--- BEGIN Raw data ---

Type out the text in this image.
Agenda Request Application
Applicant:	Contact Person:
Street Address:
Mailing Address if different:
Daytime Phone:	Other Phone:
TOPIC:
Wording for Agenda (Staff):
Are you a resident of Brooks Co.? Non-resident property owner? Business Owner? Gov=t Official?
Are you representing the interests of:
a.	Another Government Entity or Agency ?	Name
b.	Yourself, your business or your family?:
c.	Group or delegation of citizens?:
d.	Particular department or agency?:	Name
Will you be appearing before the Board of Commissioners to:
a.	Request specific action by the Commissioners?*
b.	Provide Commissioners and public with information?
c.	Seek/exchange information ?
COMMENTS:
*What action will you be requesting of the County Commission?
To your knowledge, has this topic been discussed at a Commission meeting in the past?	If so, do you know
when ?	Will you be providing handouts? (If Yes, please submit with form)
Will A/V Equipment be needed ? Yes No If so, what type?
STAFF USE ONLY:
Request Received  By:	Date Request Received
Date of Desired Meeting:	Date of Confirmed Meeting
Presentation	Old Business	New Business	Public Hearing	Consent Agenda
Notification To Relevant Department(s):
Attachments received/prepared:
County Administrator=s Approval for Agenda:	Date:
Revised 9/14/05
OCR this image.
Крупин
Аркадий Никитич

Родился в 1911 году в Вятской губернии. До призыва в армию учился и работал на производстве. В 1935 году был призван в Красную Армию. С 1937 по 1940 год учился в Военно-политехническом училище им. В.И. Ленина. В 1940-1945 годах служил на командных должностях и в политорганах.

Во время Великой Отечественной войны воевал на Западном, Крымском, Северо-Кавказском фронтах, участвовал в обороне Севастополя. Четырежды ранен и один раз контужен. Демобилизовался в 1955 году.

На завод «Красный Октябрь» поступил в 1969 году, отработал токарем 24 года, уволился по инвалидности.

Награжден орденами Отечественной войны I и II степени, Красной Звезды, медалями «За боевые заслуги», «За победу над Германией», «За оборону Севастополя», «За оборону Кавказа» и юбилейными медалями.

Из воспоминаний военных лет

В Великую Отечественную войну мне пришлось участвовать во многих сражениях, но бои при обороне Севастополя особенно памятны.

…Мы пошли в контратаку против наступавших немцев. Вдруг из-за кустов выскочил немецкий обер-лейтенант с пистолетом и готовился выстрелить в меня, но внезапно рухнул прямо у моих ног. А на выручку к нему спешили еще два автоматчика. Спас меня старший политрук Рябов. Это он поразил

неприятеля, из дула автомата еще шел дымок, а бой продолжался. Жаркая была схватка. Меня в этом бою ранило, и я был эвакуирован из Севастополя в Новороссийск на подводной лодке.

--- END Raw data ---

== Work instructions ==
Take the line with "OCR this image." and all lines after it to the last line, and reproduce them exactly.

== Solution for this task ==
OCR this image.
Крупин
Аркадий Никитич

Родился в 1911 году в Вятской губернии. До призыва в армию учился и работал на производстве. В 1935 году был призван в Красную Армию. С 1937 по 1940 год учился в Военно-политехническом училище им. В.И. Ленина. В 1940-1945 годах служил на командных должностях и в политорганах.

Во время Великой Отечественной войны воевал на Западном, Крымском, Северо-Кавказском фронтах, участвовал в обороне Севастополя. Четырежды ранен и один раз контужен. Демобилизовался в 1955 году.

На завод «Красный Октябрь» поступил в 1969 году, отработал токарем 24 года, уволился по инвалидности.

Награжден орденами Отечественной войны I и II степени, Красной Звезды, медалями «За боевые заслуги», «За победу над Германией», «За оборону Севастополя», «За оборону Кавказа» и юбилейными медалями.

Из воспоминаний военных лет

В Великую Отечественную войну мне пришлось участвовать во многих сражениях, но бои при обороне Севастополя особенно памятны.

…Мы пошли в контратаку против наступавших немцев. Вдруг из-за кустов выскочил немецкий обер-лейтенант с пистолетом и готовился выстрелить в меня, но внезапно рухнул прямо у моих ног. А на выручку к нему спешили еще два автоматчика. Спас меня старший политрук Рябов. Это он поразил

неприятеля, из дула автомата еще шел дымок, а бой продолжался. Жаркая была схватка. Меня в этом бою ранило, и я был эвакуирован из Севастополя в Новороссийск на подводной лодке.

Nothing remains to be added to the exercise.